**Your tasks**
1 – List the senses the dream post says the writer can use in dreams.
2 – Edit the dream post from "I read a lot" through "my dreams :)", putting "grocery list" in place of "shopping list".
3 – According to the dream post, why did the writer develop reality checkers as a child?

**Exercise passage**
BEGIN

When I dream, I typically dream all night and very vividly, in true color. I've been told that's unusual. 

Not sure if its unusual to dream in colour but apparently long dreams are not common. The quality of dreams, and abilty to remember them, varies greatly 

My dreams are identical to waking. The world is just as real detailed etc.  I can feel/ touch/ smell/taste, things.  I can even read in my dreams; something which apparently is rare 

The big difference is that, being totally lucid,  I can shape and create anything in my dreams as I please.

Some of those skills, like travelling through solid objects, took a while to learn.

Others, like flying, I've had since first memory (although learning to navigate long distances on a dark night took some time )

Because  my dreams are identical to waking I had to develop a number of reality checkers while a child,which  i apply both day and night to work out if i am dreaming or awake 

also context helps Eg if i am outside of australia i know its a dream 

If i cant remember where i live, or find myself living in a house which no longer exists, i know it is a dream, no matter how real it is 

P s if you read anywhere that reading in a dream is impossible, that is just not true 

I read a lot in my dreams sometimes just a note or a shopping list or a  page or two  but sometimes a lot 

I think it might be a difficult skill to master butas i read over a million words a week I don't find it especially hard.

Your mind reproduces the words just as it does all the details of your dream.

If you  have the words in your memory you  can dream them, OR you can write a new narrative yourself and read it in a dream.

It is all in YOUR mind 

I've written and read poetry to impress a woman, in my dreams :)   

More prosaically iwas a teacher for over 40 years.

I had many dreams where i was teaching and writing/ reading on the black/white board to a class or reading to them from  a book 

Just did some research.

You know i never realised that most people can't speak coherently in their dreams, let alone read 

quote

Nevertheless, it’s safe to say that most people don’t use language in an especially meaningful way when they sleep. But that’s what makes the people who do so extraordinary: This small class of people, Barrett says, overwhelmingly tends to be made up of writers — especially poets.

Samuel Taylor Coleridge, she points out, famously wrote his classic poem Kubla Khan after seeing it in a dream (the poem’s subtitle, after all, is A Vision in a Dream: A Fragment). “There are a number of other poets who say they’ve dreamed one long stanza or three long stanzas — way more than most of us ever read in our dreams,” says Barrett.

Part of the reason this is the case is because writers and poets think about language more than most people, and holding these thoughts in the mind immediately before sleep can influence the content of their dreams, she explains. But poets in particular may find the language content in their dreams more useful than others.

END

**Supplied records**
BEGIN

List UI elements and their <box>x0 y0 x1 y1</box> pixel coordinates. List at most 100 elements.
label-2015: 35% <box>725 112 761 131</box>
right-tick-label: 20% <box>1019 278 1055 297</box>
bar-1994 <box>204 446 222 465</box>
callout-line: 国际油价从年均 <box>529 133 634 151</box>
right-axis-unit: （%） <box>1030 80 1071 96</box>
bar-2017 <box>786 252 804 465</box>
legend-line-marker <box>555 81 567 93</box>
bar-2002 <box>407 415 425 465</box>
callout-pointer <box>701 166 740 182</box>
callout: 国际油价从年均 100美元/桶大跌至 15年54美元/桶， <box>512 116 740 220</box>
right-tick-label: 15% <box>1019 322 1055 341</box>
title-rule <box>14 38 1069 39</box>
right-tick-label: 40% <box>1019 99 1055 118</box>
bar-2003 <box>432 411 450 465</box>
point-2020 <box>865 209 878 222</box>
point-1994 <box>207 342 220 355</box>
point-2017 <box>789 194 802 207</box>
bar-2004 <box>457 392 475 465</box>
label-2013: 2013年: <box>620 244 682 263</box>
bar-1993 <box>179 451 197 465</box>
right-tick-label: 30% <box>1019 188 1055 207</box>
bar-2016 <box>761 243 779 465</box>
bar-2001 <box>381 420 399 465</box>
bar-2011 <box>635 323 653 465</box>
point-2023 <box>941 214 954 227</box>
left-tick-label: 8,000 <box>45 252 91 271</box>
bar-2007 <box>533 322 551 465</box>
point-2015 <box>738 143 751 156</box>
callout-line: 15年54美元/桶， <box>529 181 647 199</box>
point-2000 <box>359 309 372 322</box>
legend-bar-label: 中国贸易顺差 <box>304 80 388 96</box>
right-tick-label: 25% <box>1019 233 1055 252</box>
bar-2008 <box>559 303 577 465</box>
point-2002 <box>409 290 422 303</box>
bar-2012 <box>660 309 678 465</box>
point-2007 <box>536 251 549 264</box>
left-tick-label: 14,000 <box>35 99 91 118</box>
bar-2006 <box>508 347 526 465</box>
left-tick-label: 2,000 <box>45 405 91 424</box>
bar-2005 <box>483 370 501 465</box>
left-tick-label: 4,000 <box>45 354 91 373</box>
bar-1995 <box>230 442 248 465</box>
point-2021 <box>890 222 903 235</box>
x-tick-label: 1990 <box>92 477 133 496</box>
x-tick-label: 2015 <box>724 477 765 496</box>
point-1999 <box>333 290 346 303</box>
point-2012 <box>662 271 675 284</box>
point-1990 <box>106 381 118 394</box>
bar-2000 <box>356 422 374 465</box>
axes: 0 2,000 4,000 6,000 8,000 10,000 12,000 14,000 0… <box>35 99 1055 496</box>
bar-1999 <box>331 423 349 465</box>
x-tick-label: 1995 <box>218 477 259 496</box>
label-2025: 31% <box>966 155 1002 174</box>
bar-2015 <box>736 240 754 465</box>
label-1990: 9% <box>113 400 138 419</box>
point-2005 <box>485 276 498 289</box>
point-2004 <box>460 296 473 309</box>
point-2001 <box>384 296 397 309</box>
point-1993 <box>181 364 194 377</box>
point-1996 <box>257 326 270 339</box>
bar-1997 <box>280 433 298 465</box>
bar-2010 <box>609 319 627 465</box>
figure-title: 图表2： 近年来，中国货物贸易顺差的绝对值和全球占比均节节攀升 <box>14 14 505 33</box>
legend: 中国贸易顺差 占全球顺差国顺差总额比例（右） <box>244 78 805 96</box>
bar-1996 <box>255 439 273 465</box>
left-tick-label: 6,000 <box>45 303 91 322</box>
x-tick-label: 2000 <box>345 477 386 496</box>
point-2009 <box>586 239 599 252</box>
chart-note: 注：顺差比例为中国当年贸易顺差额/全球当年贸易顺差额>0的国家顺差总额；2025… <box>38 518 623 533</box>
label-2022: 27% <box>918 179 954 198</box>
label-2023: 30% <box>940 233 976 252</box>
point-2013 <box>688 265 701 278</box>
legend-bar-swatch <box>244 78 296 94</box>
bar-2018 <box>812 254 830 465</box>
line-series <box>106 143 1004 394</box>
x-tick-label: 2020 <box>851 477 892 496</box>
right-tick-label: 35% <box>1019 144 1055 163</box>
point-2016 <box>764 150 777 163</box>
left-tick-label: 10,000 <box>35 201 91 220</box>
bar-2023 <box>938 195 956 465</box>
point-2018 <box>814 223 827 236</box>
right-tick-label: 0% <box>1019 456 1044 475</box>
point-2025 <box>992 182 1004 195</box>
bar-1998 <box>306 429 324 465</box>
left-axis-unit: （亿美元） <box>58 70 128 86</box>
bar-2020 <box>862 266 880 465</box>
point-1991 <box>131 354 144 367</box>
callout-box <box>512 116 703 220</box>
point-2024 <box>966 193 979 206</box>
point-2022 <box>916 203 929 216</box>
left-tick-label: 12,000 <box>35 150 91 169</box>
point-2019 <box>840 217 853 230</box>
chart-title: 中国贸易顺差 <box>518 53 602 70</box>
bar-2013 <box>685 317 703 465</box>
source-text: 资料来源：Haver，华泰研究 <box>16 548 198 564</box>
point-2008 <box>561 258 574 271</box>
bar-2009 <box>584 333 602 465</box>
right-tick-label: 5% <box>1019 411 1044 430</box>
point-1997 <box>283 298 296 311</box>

END

**Responses to the tasks**
1 – Feel, touch, smell, taste

2 –
I read a lot in my dreams sometimes just a note or a grocery list or a  page or two  but sometimes a lot 

I think it might be a difficult skill to master butas i read over a million words a week I don't find it especially hard.

Your mind reproduces the words just as it does all the details of your dream.

If you  have the words in your memory you  can dream them, OR you can write a new narrative yourself and read it in a dream.

It is all in YOUR mind 

I've written and read poetry to impress a woman, in my dreams :)

3 – The writer's dreams are identical to waking life, so the writer needed reality checkers to tell whether they were dreaming or awake. The writer applies them both day and night.